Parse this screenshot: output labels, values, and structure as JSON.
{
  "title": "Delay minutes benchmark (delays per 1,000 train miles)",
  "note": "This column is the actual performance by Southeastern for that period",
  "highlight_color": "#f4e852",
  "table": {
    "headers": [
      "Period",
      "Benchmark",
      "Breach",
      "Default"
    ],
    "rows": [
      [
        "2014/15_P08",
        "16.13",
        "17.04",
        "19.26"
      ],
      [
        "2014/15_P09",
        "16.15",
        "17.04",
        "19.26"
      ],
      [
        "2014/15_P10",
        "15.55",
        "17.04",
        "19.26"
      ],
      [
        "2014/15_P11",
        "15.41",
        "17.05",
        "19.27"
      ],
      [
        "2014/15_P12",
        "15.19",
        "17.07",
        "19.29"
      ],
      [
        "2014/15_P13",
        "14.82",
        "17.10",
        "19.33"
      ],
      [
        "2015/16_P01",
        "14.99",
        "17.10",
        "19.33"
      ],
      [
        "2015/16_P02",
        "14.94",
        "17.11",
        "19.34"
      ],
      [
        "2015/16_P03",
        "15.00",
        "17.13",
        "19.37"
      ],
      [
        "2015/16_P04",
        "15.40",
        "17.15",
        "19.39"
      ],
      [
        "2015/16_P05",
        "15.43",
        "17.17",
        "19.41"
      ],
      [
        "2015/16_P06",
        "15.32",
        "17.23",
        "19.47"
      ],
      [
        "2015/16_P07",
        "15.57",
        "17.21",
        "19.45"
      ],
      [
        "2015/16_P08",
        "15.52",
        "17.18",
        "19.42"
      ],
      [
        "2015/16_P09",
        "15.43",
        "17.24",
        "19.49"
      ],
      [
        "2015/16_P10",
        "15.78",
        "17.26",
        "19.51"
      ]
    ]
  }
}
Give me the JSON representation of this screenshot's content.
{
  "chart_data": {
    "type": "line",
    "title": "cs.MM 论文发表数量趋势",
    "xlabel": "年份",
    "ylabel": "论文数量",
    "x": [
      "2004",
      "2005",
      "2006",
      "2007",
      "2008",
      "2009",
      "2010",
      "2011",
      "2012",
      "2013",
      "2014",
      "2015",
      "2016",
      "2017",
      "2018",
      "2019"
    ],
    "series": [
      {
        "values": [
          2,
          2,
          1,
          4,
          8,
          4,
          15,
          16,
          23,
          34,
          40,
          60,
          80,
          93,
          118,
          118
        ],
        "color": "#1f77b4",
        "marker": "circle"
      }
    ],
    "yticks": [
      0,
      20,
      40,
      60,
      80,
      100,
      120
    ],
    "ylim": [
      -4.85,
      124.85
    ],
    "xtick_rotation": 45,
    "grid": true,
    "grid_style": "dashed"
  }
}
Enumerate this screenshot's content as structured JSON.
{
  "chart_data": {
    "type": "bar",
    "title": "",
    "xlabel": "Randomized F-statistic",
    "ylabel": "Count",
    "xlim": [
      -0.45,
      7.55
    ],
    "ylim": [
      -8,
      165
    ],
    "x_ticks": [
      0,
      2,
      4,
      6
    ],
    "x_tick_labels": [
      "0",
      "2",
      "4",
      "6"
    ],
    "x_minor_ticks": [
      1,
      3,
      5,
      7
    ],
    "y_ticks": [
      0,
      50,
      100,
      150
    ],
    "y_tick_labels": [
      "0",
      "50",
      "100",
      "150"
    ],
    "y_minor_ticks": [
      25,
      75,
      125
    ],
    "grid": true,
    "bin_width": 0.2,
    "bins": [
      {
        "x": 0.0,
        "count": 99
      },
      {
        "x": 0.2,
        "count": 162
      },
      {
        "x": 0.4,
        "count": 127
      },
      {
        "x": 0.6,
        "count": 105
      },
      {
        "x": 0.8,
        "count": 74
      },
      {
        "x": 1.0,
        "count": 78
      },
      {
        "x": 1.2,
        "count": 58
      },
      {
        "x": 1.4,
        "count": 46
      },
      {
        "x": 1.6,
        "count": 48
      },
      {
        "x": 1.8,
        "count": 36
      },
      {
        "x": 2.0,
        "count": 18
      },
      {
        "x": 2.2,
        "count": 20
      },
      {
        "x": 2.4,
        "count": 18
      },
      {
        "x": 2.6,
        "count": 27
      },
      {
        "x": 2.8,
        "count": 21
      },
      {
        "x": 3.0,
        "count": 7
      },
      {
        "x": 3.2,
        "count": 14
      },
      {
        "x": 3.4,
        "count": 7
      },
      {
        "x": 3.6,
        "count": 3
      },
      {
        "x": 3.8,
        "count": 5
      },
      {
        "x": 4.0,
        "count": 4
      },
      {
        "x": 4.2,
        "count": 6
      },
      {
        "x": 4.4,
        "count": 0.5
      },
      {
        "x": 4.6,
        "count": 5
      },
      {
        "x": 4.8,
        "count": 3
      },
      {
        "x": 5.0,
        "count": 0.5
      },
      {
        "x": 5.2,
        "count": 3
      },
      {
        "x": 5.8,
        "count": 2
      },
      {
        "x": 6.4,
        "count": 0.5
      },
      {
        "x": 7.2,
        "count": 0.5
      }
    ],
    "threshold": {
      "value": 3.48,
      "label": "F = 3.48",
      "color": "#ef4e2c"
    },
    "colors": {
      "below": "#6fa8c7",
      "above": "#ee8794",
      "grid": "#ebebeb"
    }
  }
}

-.-.-

*EXERCISE BRIEF*. Extract all of the material exactly as it is written.

*THE OUTPUT*.
Parse this screenshot: output labels, values, and structure as JSON.
{
  "title": "Delay minutes benchmark (delays per 1,000 train miles)",
  "note": "This column is the actual performance by Southeastern for that period",
  "highlight_color": "#f4e852",
  "table": {
    "headers": [
      "Period",
      "Benchmark",
      "Breach",
      "Default"
    ],
    "rows": [
      [
        "2014/15_P08",
        "16.13",
        "17.04",
        "19.26"
      ],
      [
        "2014/15_P09",
        "16.15",
        "17.04",
        "19.26"
      ],
      [
        "2014/15_P10",
        "15.55",
        "17.04",
        "19.26"
      ],
      [
        "2014/15_P11",
        "15.41",
        "17.05",
        "19.27"
      ],
      [
        "2014/15_P12",
        "15.19",
        "17.07",
        "19.29"
      ],
      [
        "2014/15_P13",
        "14.82",
        "17.10",
        "19.33"
      ],
      [
        "2015/16_P01",
        "14.99",
        "17.10",
        "19.33"
      ],
      [
        "2015/16_P02",
        "14.94",
        "17.11",
        "19.34"
      ],
      [
        "2015/16_P03",
        "15.00",
        "17.13",
        "19.37"
      ],
      [
        "2015/16_P04",
        "15.40",
        "17.15",
        "19.39"
      ],
      [
        "2015/16_P05",
        "15.43",
        "17.17",
        "19.41"
      ],
      [
        "2015/16_P06",
        "15.32",
        "17.23",
        "19.47"
      ],
      [
        "2015/16_P07",
        "15.57",
        "17.21",
        "19.45"
      ],
      [
        "2015/16_P08",
        "15.52",
        "17.18",
        "19.42"
      ],
      [
        "2015/16_P09",
        "15.43",
        "17.24",
        "19.49"
      ],
      [
        "2015/16_P10",
        "15.78",
        "17.26",
        "19.51"
      ]
    ]
  }
}
Give me the JSON representation of this screenshot's content.
{
  "chart_data": {
    "type": "line",
    "title": "cs.MM 论文发表数量趋势",
    "xlabel": "年份",
    "ylabel": "论文数量",
    "x": [
      "2004",
      "2005",
      "2006",
      "2007",
      "2008",
      "2009",
      "2010",
      "2011",
      "2012",
      "2013",
      "2014",
      "2015",
      "2016",
      "2017",
      "2018",
      "2019"
    ],
    "series": [
      {
        "values": [
          2,
          2,
          1,
          4,
          8,
          4,
          15,
          16,
          23,
          34,
          40,
          60,
          80,
          93,
          118,
          118
        ],
        "color": "#1f77b4",
        "marker": "circle"
      }
    ],
    "yticks": [
      0,
      20,
      40,
      60,
      80,
      100,
      120
    ],
    "ylim": [
      -4.85,
      124.85
    ],
    "xtick_rotation": 45,
    "grid": true,
    "grid_style": "dashed"
  }
}
Enumerate this screenshot's content as structured JSON.
{
  "chart_data": {
    "type": "bar",
    "title": "",
    "xlabel": "Randomized F-statistic",
    "ylabel": "Count",
    "xlim": [
      -0.45,
      7.55
    ],
    "ylim": [
      -8,
      165
    ],
    "x_ticks": [
      0,
      2,
      4,
      6
    ],
    "x_tick_labels": [
      "0",
      "2",
      "4",
      "6"
    ],
    "x_minor_ticks": [
      1,
      3,
      5,
      7
    ],
    "y_ticks": [
      0,
      50,
      100,
      150
    ],
    "y_tick_labels": [
      "0",
      "50",
      "100",
      "150"
    ],
    "y_minor_ticks": [
      25,
      75,
      125
    ],
    "grid": true,
    "bin_width": 0.2,
    "bins": [
      {
        "x": 0.0,
        "count": 99
      },
      {
        "x": 0.2,
        "count": 162
      },
      {
        "x": 0.4,
        "count": 127
      },
      {
        "x": 0.6,
        "count": 105
      },
      {
        "x": 0.8,
        "count": 74
      },
      {
        "x": 1.0,
        "count": 78
      },
      {
        "x": 1.2,
        "count": 58
      },
      {
        "x": 1.4,
        "count": 46
      },
      {
        "x": 1.6,
        "count": 48
      },
      {
        "x": 1.8,
        "count": 36
      },
      {
        "x": 2.0,
        "count": 18
      },
      {
        "x": 2.2,
        "count": 20
      },
      {
        "x": 2.4,
        "count": 18
      },
      {
        "x": 2.6,
        "count": 27
      },
      {
        "x": 2.8,
        "count": 21
      },
      {
        "x": 3.0,
        "count": 7
      },
      {
        "x": 3.2,
        "count": 14
      },
      {
        "x": 3.4,
        "count": 7
      },
      {
        "x": 3.6,
        "count": 3
      },
      {
        "x": 3.8,
        "count": 5
      },
      {
        "x": 4.0,
        "count": 4
      },
      {
        "x": 4.2,
        "count": 6
      },
      {
        "x": 4.4,
        "count": 0.5
      },
      {
        "x": 4.6,
        "count": 5
      },
      {
        "x": 4.8,
        "count": 3
      },
      {
        "x": 5.0,
        "count": 0.5
      },
      {
        "x": 5.2,
        "count": 3
      },
      {
        "x": 5.8,
        "count": 2
      },
      {
        "x": 6.4,
        "count": 0.5
      },
      {
        "x": 7.2,
        "count": 0.5
      }
    ],
    "threshold": {
      "value": 3.48,
      "label": "F = 3.48",
      "color": "#ef4e2c"
    },
    "colors": {
      "below": "#6fa8c7",
      "above": "#ee8794",
      "grid": "#ebebeb"
    }
  }
}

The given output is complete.